- [What the task asks]:
Output the material word for word. Leave each picture out.

+ + + + + + +

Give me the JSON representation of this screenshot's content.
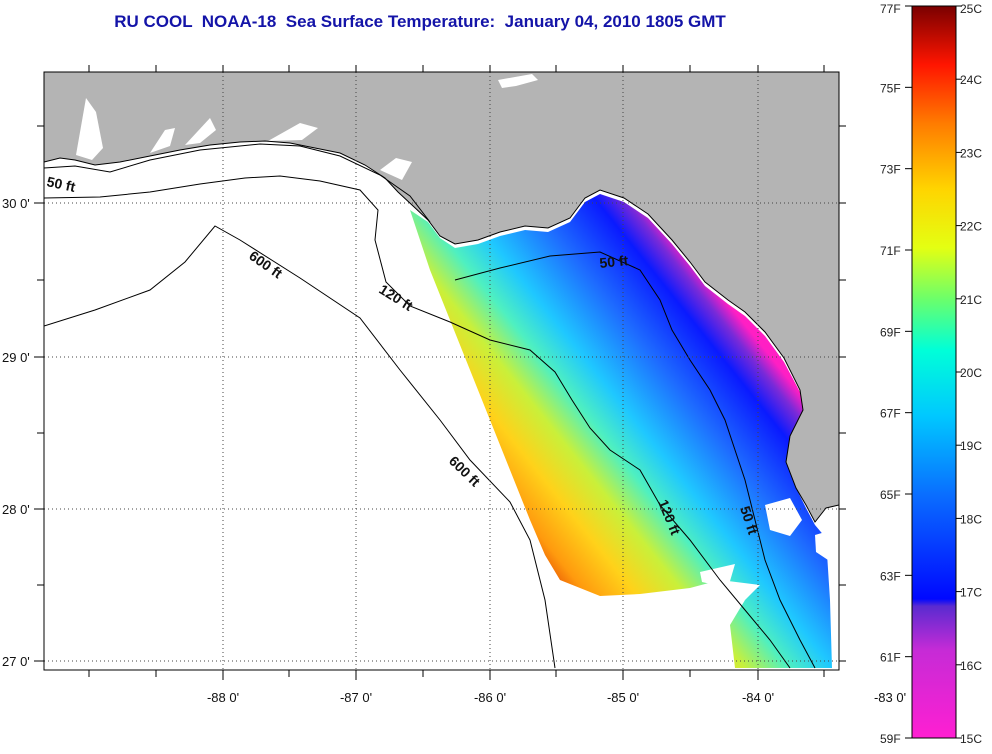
{
  "title": "RU COOL  NOAA-18  Sea Surface Temperature:  January 04, 2010 1805 GMT",
  "map": {
    "lat_labels": [
      "30 0'",
      "29 0'",
      "28 0'",
      "27 0'"
    ],
    "lon_labels": [
      "-88 0'",
      "-87 0'",
      "-86 0'",
      "-85 0'",
      "-84 0'",
      "-83 0'"
    ],
    "contour_labels": {
      "c50_nw": "50 ft",
      "c600_nw": "600 ft",
      "c120_nw": "120 ft",
      "c50_big_bend": "50 ft",
      "c600_sw": "600 ft",
      "c120_se": "120 ft",
      "c50_se": "50 ft"
    },
    "colors": {
      "land": "#b4b4b4",
      "water": "#ffffff",
      "cold": "#ff1fc4",
      "warm": "#dd3500"
    }
  },
  "colorbar": {
    "f_labels": [
      "77F",
      "75F",
      "73F",
      "71F",
      "69F",
      "67F",
      "65F",
      "63F",
      "61F",
      "59F"
    ],
    "c_labels": [
      "25C",
      "24C",
      "23C",
      "22C",
      "21C",
      "20C",
      "19C",
      "18C",
      "17C",
      "16C",
      "15C"
    ]
  }
}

+ + + + + + +

- [The solution]:
Give me the JSON representation of this screenshot's content.
{
  "title": "RU COOL  NOAA-18  Sea Surface Temperature:  January 04, 2010 1805 GMT",
  "map": {
    "lat_labels": [
      "30 0'",
      "29 0'",
      "28 0'",
      "27 0'"
    ],
    "lon_labels": [
      "-88 0'",
      "-87 0'",
      "-86 0'",
      "-85 0'",
      "-84 0'",
      "-83 0'"
    ],
    "contour_labels": {
      "c50_nw": "50 ft",
      "c600_nw": "600 ft",
      "c120_nw": "120 ft",
      "c50_big_bend": "50 ft",
      "c600_sw": "600 ft",
      "c120_se": "120 ft",
      "c50_se": "50 ft"
    },
    "colors": {
      "land": "#b4b4b4",
      "water": "#ffffff",
      "cold": "#ff1fc4",
      "warm": "#dd3500"
    }
  },
  "colorbar": {
    "f_labels": [
      "77F",
      "75F",
      "73F",
      "71F",
      "69F",
      "67F",
      "65F",
      "63F",
      "61F",
      "59F"
    ],
    "c_labels": [
      "25C",
      "24C",
      "23C",
      "22C",
      "21C",
      "20C",
      "19C",
      "18C",
      "17C",
      "16C",
      "15C"
    ]
  }
}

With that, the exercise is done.